— TASK GOAL —
In the listing below, identify each line with the word "kind" and return those lines.

— DATASET ENTRIES —
□ □ □
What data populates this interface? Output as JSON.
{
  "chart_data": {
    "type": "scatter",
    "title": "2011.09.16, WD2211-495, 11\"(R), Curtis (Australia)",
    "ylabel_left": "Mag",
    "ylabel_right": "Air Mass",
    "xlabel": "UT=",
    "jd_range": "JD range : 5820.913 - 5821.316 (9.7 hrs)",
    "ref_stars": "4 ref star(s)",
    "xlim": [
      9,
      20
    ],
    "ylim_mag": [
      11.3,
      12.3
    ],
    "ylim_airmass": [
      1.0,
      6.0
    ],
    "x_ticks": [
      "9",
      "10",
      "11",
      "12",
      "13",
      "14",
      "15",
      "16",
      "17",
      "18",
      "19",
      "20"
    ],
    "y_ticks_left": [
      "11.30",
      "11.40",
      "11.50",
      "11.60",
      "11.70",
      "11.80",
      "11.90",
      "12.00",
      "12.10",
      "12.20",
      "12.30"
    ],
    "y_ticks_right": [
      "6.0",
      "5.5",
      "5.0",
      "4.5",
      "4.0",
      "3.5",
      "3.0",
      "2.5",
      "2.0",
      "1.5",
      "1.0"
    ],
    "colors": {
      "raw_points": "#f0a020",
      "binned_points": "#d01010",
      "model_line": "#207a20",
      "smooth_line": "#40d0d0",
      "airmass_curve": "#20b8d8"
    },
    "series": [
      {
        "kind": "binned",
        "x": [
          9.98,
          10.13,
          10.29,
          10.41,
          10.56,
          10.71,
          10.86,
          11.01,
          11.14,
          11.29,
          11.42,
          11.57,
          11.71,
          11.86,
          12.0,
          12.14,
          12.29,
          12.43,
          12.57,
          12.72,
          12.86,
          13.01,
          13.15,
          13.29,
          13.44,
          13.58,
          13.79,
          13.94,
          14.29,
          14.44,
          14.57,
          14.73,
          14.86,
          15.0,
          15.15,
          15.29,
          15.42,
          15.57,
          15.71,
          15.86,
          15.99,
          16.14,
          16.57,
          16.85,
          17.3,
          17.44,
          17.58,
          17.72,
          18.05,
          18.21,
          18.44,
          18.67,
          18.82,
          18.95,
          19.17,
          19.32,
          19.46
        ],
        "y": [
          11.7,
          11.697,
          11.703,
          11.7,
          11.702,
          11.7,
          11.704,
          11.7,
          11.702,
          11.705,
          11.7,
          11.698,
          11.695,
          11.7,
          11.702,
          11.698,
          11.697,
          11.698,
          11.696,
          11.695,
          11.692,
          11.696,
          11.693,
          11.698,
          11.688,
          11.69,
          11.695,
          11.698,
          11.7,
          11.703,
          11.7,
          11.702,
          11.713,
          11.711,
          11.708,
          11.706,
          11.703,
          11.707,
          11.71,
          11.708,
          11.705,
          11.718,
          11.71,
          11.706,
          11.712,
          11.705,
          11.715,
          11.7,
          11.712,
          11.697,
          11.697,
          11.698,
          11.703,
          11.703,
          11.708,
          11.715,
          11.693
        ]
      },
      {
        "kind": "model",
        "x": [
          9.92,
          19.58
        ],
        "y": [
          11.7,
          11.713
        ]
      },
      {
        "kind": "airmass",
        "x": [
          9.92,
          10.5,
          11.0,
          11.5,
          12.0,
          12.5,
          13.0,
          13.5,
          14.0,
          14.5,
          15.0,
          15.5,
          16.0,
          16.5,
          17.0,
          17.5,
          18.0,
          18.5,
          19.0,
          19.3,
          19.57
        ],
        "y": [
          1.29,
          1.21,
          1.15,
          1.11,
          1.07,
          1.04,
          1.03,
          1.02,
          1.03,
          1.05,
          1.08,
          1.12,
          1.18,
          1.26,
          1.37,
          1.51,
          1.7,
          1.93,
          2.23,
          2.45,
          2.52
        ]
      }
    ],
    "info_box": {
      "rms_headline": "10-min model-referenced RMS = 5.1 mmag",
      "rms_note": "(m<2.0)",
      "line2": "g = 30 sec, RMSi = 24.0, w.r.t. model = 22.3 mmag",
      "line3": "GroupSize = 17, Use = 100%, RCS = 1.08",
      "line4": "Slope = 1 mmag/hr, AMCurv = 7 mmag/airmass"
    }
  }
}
□ □ □
— EXERCISE SOLUTION —
        "kind": "binned",
        "kind": "model",
        "kind": "airmass",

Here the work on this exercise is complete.